→ **Source material**:
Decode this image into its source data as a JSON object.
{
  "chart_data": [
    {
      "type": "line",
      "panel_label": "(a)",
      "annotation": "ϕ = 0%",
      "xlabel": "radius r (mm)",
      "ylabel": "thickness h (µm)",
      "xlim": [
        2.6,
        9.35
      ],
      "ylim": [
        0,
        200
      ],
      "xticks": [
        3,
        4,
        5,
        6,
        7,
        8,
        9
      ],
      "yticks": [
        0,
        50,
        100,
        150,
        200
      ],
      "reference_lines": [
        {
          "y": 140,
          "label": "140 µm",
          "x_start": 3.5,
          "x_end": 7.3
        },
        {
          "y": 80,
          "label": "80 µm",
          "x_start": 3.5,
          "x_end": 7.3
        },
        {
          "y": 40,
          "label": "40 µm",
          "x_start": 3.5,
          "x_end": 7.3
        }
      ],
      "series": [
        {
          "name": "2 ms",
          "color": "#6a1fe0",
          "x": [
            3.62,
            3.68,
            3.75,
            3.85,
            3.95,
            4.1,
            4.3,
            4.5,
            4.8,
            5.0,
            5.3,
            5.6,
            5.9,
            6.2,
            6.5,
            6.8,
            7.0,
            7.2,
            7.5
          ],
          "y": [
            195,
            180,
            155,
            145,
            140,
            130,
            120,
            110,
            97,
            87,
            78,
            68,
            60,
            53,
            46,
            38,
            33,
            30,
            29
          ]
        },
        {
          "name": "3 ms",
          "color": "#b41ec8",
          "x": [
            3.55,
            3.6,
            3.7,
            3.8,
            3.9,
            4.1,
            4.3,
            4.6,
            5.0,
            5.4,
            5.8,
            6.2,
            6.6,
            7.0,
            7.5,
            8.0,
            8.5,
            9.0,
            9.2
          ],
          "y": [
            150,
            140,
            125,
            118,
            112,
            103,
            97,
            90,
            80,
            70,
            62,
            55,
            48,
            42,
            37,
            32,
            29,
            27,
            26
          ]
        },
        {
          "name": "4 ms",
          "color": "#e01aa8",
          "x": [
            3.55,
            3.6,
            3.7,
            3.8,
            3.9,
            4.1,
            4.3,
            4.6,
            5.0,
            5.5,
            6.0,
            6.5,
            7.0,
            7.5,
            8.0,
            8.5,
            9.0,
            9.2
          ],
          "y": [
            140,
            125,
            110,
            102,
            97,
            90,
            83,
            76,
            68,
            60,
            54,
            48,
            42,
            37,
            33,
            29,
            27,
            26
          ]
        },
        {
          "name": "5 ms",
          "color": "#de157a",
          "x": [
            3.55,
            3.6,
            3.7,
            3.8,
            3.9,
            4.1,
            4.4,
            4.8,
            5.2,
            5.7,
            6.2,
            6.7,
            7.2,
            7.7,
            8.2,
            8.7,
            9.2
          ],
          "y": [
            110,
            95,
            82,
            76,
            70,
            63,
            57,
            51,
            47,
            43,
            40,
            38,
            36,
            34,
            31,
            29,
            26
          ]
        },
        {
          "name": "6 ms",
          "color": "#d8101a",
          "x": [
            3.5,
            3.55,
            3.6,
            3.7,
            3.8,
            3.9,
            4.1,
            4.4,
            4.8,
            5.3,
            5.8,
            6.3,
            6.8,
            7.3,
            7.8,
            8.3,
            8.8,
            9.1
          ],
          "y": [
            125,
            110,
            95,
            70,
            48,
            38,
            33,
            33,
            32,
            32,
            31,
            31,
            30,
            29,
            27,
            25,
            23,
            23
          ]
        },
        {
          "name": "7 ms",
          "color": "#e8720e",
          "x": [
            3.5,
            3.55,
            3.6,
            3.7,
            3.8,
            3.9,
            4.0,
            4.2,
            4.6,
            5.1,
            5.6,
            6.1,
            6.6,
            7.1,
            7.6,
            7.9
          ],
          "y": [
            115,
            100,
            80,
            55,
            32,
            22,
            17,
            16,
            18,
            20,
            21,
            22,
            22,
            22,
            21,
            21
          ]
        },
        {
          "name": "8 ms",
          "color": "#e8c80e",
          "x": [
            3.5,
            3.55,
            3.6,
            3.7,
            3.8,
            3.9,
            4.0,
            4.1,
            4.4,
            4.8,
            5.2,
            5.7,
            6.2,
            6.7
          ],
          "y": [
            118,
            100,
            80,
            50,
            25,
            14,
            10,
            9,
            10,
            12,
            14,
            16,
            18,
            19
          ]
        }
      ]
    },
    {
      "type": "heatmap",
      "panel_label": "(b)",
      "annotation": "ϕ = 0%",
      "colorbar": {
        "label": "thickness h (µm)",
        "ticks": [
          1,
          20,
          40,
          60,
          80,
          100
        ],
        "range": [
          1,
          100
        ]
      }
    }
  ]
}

→ **What you have to do**:
Reproduce every line of the data verbatim.

→ **Answer**:
Decode this image into its source data as a JSON object.
{
  "chart_data": [
    {
      "type": "line",
      "panel_label": "(a)",
      "annotation": "ϕ = 0%",
      "xlabel": "radius r (mm)",
      "ylabel": "thickness h (µm)",
      "xlim": [
        2.6,
        9.35
      ],
      "ylim": [
        0,
        200
      ],
      "xticks": [
        3,
        4,
        5,
        6,
        7,
        8,
        9
      ],
      "yticks": [
        0,
        50,
        100,
        150,
        200
      ],
      "reference_lines": [
        {
          "y": 140,
          "label": "140 µm",
          "x_start": 3.5,
          "x_end": 7.3
        },
        {
          "y": 80,
          "label": "80 µm",
          "x_start": 3.5,
          "x_end": 7.3
        },
        {
          "y": 40,
          "label": "40 µm",
          "x_start": 3.5,
          "x_end": 7.3
        }
      ],
      "series": [
        {
          "name": "2 ms",
          "color": "#6a1fe0",
          "x": [
            3.62,
            3.68,
            3.75,
            3.85,
            3.95,
            4.1,
            4.3,
            4.5,
            4.8,
            5.0,
            5.3,
            5.6,
            5.9,
            6.2,
            6.5,
            6.8,
            7.0,
            7.2,
            7.5
          ],
          "y": [
            195,
            180,
            155,
            145,
            140,
            130,
            120,
            110,
            97,
            87,
            78,
            68,
            60,
            53,
            46,
            38,
            33,
            30,
            29
          ]
        },
        {
          "name": "3 ms",
          "color": "#b41ec8",
          "x": [
            3.55,
            3.6,
            3.7,
            3.8,
            3.9,
            4.1,
            4.3,
            4.6,
            5.0,
            5.4,
            5.8,
            6.2,
            6.6,
            7.0,
            7.5,
            8.0,
            8.5,
            9.0,
            9.2
          ],
          "y": [
            150,
            140,
            125,
            118,
            112,
            103,
            97,
            90,
            80,
            70,
            62,
            55,
            48,
            42,
            37,
            32,
            29,
            27,
            26
          ]
        },
        {
          "name": "4 ms",
          "color": "#e01aa8",
          "x": [
            3.55,
            3.6,
            3.7,
            3.8,
            3.9,
            4.1,
            4.3,
            4.6,
            5.0,
            5.5,
            6.0,
            6.5,
            7.0,
            7.5,
            8.0,
            8.5,
            9.0,
            9.2
          ],
          "y": [
            140,
            125,
            110,
            102,
            97,
            90,
            83,
            76,
            68,
            60,
            54,
            48,
            42,
            37,
            33,
            29,
            27,
            26
          ]
        },
        {
          "name": "5 ms",
          "color": "#de157a",
          "x": [
            3.55,
            3.6,
            3.7,
            3.8,
            3.9,
            4.1,
            4.4,
            4.8,
            5.2,
            5.7,
            6.2,
            6.7,
            7.2,
            7.7,
            8.2,
            8.7,
            9.2
          ],
          "y": [
            110,
            95,
            82,
            76,
            70,
            63,
            57,
            51,
            47,
            43,
            40,
            38,
            36,
            34,
            31,
            29,
            26
          ]
        },
        {
          "name": "6 ms",
          "color": "#d8101a",
          "x": [
            3.5,
            3.55,
            3.6,
            3.7,
            3.8,
            3.9,
            4.1,
            4.4,
            4.8,
            5.3,
            5.8,
            6.3,
            6.8,
            7.3,
            7.8,
            8.3,
            8.8,
            9.1
          ],
          "y": [
            125,
            110,
            95,
            70,
            48,
            38,
            33,
            33,
            32,
            32,
            31,
            31,
            30,
            29,
            27,
            25,
            23,
            23
          ]
        },
        {
          "name": "7 ms",
          "color": "#e8720e",
          "x": [
            3.5,
            3.55,
            3.6,
            3.7,
            3.8,
            3.9,
            4.0,
            4.2,
            4.6,
            5.1,
            5.6,
            6.1,
            6.6,
            7.1,
            7.6,
            7.9
          ],
          "y": [
            115,
            100,
            80,
            55,
            32,
            22,
            17,
            16,
            18,
            20,
            21,
            22,
            22,
            22,
            21,
            21
          ]
        },
        {
          "name": "8 ms",
          "color": "#e8c80e",
          "x": [
            3.5,
            3.55,
            3.6,
            3.7,
            3.8,
            3.9,
            4.0,
            4.1,
            4.4,
            4.8,
            5.2,
            5.7,
            6.2,
            6.7
          ],
          "y": [
            118,
            100,
            80,
            50,
            25,
            14,
            10,
            9,
            10,
            12,
            14,
            16,
            18,
            19
          ]
        }
      ]
    },
    {
      "type": "heatmap",
      "panel_label": "(b)",
      "annotation": "ϕ = 0%",
      "colorbar": {
        "label": "thickness h (µm)",
        "ticks": [
          1,
          20,
          40,
          60,
          80,
          100
        ],
        "range": [
          1,
          100
        ]
      }
    }
  ]
}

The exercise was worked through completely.